_Description of the task_: Reproduce each line exactly, including spacing and punctuation.
* begin Source data *
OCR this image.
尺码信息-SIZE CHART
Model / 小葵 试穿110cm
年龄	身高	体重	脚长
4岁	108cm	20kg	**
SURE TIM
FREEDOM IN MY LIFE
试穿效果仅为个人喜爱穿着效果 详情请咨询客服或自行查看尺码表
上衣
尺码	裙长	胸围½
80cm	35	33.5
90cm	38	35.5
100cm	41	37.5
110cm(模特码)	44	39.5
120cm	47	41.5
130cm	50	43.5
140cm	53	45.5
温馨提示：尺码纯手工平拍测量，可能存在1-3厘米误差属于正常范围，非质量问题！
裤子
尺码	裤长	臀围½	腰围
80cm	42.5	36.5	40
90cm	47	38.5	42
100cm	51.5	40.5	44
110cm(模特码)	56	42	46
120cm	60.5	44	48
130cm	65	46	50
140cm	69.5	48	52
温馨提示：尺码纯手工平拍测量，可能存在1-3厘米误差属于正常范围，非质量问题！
* end Source data *
_Finished exercise_:
OCR this image.
尺码信息-SIZE CHART
Model / 小葵 试穿110cm
年龄	身高	体重	脚长
4岁	108cm	20kg	**
SURE TIM
FREEDOM IN MY LIFE
试穿效果仅为个人喜爱穿着效果 详情请咨询客服或自行查看尺码表
上衣
尺码	裙长	胸围½
80cm	35	33.5
90cm	38	35.5
100cm	41	37.5
110cm(模特码)	44	39.5
120cm	47	41.5
130cm	50	43.5
140cm	53	45.5
温馨提示：尺码纯手工平拍测量，可能存在1-3厘米误差属于正常范围，非质量问题！
裤子
尺码	裤长	臀围½	腰围
80cm	42.5	36.5	40
90cm	47	38.5	42
100cm	51.5	40.5	44
110cm(模特码)	56	42	46
120cm	60.5	44	48
130cm	65	46	50
140cm	69.5	48	52
温馨提示：尺码纯手工平拍测量，可能存在1-3厘米误差属于正常范围，非质量问题！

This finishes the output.